Stored dataset items
------------------------------------------------------------

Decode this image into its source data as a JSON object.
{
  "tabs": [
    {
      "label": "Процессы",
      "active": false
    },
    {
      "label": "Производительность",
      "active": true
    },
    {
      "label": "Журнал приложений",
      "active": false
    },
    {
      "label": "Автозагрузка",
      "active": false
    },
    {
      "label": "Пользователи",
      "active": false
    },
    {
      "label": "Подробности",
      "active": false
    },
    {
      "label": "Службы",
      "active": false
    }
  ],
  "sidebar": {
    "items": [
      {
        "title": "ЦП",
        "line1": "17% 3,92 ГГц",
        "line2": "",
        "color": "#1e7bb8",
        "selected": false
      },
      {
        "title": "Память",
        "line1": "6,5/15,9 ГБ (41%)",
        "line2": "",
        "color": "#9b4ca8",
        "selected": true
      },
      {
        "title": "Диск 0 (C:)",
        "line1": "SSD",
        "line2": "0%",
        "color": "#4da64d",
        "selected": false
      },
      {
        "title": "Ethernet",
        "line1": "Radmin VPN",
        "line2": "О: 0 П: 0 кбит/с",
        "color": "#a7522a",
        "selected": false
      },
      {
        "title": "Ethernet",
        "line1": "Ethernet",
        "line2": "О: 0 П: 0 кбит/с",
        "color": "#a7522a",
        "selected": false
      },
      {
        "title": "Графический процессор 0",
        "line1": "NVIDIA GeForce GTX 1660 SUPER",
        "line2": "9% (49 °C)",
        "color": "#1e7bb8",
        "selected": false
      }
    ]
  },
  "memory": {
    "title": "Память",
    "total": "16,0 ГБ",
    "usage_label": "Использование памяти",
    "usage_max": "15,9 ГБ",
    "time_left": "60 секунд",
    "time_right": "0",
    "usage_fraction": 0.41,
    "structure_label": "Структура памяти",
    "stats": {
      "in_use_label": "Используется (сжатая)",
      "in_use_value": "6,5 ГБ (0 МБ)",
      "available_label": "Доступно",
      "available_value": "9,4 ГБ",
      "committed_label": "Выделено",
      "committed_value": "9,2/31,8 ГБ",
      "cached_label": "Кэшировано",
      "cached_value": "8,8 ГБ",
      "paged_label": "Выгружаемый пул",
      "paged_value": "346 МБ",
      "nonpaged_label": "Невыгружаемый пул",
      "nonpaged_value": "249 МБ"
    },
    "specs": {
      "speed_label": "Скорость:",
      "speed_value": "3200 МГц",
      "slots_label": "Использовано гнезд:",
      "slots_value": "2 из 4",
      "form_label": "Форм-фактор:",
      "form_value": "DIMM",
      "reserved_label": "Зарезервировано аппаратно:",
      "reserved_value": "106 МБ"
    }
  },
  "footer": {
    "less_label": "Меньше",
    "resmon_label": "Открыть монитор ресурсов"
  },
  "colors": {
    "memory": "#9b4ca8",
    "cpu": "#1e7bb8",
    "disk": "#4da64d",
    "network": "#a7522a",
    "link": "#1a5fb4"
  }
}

------------------------------------------------------------

Set exercise:
From the entries, report each line that includes the word "title".

The answer:
        "title": "ЦП",
        "title": "Память",
        "title": "Диск 0 (C:)",
        "title": "Ethernet",
        "title": "Ethernet",
        "title": "Графический процессор 0",
    "title": "Память",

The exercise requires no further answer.